* Problem requirements: Select every line containing the word "Electric" from the material, and copy those lines.
*** Dataset content ***
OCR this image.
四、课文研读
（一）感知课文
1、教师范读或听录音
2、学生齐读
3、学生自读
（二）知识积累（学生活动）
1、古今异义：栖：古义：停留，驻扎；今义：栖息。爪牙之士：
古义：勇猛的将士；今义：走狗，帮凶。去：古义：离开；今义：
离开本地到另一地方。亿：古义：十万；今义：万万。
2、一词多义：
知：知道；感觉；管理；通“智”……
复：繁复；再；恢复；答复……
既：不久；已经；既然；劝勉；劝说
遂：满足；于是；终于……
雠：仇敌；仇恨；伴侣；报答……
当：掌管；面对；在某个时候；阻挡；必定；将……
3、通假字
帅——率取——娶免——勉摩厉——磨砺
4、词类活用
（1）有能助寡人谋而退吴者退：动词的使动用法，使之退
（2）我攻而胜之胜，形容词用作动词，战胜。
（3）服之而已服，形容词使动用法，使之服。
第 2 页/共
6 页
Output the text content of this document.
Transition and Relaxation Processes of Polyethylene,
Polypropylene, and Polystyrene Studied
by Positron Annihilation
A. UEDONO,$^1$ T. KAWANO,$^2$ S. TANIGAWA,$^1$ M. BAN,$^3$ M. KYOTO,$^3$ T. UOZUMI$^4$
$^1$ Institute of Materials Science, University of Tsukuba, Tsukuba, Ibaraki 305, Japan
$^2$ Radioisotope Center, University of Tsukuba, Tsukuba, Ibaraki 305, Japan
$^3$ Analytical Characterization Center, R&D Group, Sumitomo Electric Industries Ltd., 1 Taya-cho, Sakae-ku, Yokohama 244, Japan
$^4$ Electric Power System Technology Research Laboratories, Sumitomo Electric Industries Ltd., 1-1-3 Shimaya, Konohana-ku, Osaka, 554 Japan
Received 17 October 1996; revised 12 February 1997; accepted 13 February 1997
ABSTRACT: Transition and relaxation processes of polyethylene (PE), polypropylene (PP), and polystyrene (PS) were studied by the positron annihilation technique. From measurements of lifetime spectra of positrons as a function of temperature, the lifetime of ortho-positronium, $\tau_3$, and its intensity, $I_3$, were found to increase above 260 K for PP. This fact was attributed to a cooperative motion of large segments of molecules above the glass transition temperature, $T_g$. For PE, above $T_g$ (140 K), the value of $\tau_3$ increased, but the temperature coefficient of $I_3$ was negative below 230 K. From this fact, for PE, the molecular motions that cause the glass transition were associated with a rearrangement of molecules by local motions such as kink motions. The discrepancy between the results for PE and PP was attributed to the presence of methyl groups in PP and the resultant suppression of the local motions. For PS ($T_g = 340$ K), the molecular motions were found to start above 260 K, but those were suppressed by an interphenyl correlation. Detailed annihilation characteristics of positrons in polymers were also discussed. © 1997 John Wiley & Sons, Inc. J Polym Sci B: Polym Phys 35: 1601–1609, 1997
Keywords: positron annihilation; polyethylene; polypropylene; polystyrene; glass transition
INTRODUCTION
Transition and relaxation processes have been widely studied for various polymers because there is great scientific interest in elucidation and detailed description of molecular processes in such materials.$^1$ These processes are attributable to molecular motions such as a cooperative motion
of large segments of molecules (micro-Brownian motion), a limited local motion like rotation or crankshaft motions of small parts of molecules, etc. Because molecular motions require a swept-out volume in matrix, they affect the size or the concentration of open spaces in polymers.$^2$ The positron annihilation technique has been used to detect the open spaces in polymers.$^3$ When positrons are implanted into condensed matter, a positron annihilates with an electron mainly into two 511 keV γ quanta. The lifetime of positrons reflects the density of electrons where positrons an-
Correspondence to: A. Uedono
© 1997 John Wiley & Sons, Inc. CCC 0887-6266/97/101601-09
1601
***
* Result for this exercise:
$^3$ Analytical Characterization Center, R&D Group, Sumitomo Electric Industries Ltd., 1 Taya-cho, Sakae-ku, Yokohama 244, Japan
$^4$ Electric Power System Technology Research Laboratories, Sumitomo Electric Industries Ltd., 1-1-3 Shimaya, Konohana-ku, Osaka, 554 Japan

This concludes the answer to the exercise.